• _Task_
Scan the records below. List lines holding "String".

• _Given entries_
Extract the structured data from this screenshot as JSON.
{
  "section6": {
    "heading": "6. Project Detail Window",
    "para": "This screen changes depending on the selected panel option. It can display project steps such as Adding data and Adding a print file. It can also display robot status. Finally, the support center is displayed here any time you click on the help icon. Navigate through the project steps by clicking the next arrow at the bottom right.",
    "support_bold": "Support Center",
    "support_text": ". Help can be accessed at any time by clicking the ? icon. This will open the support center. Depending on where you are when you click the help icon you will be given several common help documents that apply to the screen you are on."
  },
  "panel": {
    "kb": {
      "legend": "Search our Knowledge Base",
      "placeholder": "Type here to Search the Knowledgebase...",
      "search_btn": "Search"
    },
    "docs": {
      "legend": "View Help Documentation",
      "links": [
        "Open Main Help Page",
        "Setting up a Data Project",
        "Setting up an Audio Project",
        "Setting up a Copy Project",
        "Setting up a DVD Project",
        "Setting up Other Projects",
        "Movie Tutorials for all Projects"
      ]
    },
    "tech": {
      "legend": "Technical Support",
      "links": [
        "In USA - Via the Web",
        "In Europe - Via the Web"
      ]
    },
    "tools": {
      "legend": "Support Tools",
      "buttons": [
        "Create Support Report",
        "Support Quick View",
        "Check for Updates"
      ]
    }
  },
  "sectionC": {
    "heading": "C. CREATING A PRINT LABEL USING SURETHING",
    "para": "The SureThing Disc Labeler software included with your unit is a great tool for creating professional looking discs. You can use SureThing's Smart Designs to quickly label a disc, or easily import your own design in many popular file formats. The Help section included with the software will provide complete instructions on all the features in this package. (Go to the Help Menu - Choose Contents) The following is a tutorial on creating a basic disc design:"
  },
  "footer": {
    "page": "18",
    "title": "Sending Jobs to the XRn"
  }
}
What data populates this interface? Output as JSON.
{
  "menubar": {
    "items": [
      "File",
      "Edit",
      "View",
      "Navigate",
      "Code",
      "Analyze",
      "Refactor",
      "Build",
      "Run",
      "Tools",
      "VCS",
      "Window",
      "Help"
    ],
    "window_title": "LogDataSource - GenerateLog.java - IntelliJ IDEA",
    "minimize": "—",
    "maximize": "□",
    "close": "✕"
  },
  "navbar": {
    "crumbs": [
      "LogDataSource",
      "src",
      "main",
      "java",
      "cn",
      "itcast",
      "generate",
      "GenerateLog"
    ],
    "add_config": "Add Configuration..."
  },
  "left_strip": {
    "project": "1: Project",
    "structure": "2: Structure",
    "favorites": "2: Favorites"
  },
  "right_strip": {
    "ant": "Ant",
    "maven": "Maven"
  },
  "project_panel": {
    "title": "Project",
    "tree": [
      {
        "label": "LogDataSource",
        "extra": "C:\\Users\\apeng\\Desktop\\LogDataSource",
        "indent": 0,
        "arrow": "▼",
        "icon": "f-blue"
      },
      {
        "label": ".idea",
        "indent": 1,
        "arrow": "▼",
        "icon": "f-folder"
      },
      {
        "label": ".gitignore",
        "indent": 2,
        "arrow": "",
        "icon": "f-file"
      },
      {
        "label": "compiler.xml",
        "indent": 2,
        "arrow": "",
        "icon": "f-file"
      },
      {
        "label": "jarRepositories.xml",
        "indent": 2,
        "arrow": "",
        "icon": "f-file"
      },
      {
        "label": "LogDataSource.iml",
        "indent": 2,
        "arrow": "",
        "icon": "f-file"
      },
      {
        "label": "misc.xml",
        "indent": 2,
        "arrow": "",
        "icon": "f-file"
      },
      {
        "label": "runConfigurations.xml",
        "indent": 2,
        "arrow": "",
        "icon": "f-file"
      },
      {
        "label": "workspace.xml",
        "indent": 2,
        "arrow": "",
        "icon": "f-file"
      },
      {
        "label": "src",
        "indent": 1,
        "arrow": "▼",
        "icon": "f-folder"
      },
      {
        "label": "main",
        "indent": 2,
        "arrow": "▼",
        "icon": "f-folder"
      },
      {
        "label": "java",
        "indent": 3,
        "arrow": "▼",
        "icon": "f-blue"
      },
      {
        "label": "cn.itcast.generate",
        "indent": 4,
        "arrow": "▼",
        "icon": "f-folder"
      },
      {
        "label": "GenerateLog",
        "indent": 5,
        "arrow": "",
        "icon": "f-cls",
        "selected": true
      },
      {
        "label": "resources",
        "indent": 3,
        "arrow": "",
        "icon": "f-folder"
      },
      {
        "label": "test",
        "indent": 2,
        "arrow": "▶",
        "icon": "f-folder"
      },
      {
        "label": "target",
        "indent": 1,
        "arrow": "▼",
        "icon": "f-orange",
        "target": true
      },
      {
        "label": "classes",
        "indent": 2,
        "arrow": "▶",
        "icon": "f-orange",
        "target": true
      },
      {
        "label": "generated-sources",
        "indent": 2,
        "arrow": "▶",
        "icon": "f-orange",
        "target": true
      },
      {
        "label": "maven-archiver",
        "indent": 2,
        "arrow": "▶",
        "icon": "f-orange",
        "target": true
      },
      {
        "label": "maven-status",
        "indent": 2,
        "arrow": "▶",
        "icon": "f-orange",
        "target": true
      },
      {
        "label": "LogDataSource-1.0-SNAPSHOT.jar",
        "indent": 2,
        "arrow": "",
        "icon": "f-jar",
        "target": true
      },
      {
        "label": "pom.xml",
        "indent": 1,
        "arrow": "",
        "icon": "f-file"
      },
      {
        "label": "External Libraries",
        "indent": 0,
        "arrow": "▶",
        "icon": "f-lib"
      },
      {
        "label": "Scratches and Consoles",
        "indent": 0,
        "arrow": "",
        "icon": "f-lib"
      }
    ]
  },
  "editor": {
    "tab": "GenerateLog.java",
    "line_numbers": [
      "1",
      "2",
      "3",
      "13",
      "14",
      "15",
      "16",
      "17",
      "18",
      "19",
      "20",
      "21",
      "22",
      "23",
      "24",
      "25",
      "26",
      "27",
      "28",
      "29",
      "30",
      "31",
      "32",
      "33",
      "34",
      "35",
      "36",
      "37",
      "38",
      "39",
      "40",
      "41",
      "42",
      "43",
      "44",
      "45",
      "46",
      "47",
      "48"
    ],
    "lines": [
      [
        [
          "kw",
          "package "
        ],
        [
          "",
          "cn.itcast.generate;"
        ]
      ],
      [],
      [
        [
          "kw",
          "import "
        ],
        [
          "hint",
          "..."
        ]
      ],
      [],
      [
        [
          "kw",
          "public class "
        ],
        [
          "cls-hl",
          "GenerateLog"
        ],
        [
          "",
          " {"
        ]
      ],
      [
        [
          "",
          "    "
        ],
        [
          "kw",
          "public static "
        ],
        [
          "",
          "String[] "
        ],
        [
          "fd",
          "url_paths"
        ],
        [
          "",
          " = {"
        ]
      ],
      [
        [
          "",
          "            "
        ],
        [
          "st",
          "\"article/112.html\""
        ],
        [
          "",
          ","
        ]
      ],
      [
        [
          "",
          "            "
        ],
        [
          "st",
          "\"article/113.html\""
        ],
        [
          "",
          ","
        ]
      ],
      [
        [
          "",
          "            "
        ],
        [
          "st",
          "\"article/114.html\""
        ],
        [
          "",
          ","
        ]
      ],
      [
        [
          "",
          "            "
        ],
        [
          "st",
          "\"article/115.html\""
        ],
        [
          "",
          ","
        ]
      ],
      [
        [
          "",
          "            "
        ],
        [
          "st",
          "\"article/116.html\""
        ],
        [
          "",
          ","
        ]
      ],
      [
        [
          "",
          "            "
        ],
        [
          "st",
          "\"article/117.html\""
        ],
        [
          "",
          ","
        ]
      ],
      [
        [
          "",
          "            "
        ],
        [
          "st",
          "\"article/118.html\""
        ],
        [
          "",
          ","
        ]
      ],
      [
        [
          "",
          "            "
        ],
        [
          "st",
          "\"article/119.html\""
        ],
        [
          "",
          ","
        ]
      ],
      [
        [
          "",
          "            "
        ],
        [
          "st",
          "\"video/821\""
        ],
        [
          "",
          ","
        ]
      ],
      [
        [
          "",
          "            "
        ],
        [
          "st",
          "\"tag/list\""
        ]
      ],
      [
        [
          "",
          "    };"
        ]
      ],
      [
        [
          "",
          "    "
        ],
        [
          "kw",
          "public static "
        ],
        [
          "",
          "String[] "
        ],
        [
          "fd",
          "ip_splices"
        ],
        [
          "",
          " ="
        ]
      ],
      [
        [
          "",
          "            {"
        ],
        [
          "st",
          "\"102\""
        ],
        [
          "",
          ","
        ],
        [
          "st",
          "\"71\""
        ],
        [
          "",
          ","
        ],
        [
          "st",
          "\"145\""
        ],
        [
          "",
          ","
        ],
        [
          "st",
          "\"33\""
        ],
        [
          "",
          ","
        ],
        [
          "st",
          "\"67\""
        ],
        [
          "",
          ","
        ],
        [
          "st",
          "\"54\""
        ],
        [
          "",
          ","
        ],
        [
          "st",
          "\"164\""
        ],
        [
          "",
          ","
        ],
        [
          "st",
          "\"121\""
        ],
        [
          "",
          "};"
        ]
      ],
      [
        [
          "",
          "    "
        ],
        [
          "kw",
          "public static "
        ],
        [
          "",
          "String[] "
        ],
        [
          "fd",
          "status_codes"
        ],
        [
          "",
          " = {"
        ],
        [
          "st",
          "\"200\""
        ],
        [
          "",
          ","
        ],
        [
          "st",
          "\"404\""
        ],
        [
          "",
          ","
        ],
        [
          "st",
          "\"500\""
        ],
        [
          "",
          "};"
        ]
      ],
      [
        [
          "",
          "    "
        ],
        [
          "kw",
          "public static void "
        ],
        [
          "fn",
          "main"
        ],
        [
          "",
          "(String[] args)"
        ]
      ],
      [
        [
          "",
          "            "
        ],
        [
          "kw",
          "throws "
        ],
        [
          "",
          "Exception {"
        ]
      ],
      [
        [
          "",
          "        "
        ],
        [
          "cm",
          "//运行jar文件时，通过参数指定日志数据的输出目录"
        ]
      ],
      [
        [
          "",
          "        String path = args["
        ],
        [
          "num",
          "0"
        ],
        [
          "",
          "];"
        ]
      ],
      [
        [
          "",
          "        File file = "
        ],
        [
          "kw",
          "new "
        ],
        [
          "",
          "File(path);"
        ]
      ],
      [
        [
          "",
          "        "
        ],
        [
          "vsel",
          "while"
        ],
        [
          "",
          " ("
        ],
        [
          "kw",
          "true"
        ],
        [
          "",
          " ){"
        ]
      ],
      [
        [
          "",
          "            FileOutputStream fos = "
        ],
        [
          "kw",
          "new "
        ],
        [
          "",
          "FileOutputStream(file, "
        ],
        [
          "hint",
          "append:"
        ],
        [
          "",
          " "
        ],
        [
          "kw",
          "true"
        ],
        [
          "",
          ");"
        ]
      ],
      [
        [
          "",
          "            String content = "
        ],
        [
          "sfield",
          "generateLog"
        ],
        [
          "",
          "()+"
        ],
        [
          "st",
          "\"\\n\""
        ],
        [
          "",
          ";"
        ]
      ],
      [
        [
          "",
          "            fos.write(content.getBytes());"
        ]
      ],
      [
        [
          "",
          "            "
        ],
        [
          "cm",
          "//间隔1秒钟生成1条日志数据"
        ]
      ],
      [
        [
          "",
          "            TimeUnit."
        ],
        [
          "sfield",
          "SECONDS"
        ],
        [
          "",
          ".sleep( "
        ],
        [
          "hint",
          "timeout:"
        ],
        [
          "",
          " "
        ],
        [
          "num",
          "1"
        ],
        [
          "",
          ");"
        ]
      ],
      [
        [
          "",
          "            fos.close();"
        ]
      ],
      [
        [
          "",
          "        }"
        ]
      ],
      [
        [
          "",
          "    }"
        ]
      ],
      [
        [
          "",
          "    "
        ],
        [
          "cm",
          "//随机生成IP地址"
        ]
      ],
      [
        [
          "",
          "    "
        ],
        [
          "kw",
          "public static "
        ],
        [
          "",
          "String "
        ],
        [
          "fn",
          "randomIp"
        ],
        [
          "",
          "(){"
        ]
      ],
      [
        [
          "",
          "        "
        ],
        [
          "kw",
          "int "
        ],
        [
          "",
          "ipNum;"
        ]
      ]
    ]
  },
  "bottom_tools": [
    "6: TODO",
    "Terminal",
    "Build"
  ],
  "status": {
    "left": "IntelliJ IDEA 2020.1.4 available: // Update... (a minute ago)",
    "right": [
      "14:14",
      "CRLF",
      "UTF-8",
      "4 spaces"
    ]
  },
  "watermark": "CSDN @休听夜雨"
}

• _Task output_
          "String[] "
          "String[] "
          "String[] "
          "(String[] args)"
          "        String path = args["
          "            String content = "
          "String "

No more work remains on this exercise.